AIM OF THE EXERCISE
Give each record below again, without a single difference.

TASK INPUTS
----------------
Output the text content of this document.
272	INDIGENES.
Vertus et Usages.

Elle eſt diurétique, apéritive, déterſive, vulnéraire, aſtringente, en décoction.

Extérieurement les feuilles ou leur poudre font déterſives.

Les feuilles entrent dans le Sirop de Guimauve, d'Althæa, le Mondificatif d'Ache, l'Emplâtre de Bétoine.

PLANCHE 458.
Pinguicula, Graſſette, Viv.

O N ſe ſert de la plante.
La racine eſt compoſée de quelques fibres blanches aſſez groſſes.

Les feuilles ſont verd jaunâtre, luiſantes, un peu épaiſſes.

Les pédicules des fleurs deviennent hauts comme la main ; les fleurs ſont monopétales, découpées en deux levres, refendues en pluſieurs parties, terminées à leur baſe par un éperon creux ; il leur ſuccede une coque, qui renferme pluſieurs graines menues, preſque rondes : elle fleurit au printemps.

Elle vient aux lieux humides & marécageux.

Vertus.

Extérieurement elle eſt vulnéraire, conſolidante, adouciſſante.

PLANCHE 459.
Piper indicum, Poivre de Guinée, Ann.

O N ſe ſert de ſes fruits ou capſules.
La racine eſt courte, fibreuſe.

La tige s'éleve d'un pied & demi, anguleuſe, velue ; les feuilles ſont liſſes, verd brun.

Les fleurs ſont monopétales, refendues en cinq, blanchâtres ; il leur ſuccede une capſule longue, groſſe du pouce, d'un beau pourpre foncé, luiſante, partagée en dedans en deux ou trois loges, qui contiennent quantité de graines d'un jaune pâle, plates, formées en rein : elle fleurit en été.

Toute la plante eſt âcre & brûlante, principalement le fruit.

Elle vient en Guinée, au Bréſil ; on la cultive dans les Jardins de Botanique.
----------------
EXERCISE SOLUTION
Output the text content of this document.
272	INDIGENES.
Vertus et Usages.

Elle eſt diurétique, apéritive, déterſive, vulnéraire, aſtringente, en décoction.

Extérieurement les feuilles ou leur poudre font déterſives.

Les feuilles entrent dans le Sirop de Guimauve, d'Althæa, le Mondificatif d'Ache, l'Emplâtre de Bétoine.

PLANCHE 458.
Pinguicula, Graſſette, Viv.

O N ſe ſert de la plante.
La racine eſt compoſée de quelques fibres blanches aſſez groſſes.

Les feuilles ſont verd jaunâtre, luiſantes, un peu épaiſſes.

Les pédicules des fleurs deviennent hauts comme la main ; les fleurs ſont monopétales, découpées en deux levres, refendues en pluſieurs parties, terminées à leur baſe par un éperon creux ; il leur ſuccede une coque, qui renferme pluſieurs graines menues, preſque rondes : elle fleurit au printemps.

Elle vient aux lieux humides & marécageux.

Vertus.

Extérieurement elle eſt vulnéraire, conſolidante, adouciſſante.

PLANCHE 459.
Piper indicum, Poivre de Guinée, Ann.

O N ſe ſert de ſes fruits ou capſules.
La racine eſt courte, fibreuſe.

La tige s'éleve d'un pied & demi, anguleuſe, velue ; les feuilles ſont liſſes, verd brun.

Les fleurs ſont monopétales, refendues en cinq, blanchâtres ; il leur ſuccede une capſule longue, groſſe du pouce, d'un beau pourpre foncé, luiſante, partagée en dedans en deux ou trois loges, qui contiennent quantité de graines d'un jaune pâle, plates, formées en rein : elle fleurit en été.

Toute la plante eſt âcre & brûlante, principalement le fruit.

Elle vient en Guinée, au Bréſil ; on la cultive dans les Jardins de Botanique.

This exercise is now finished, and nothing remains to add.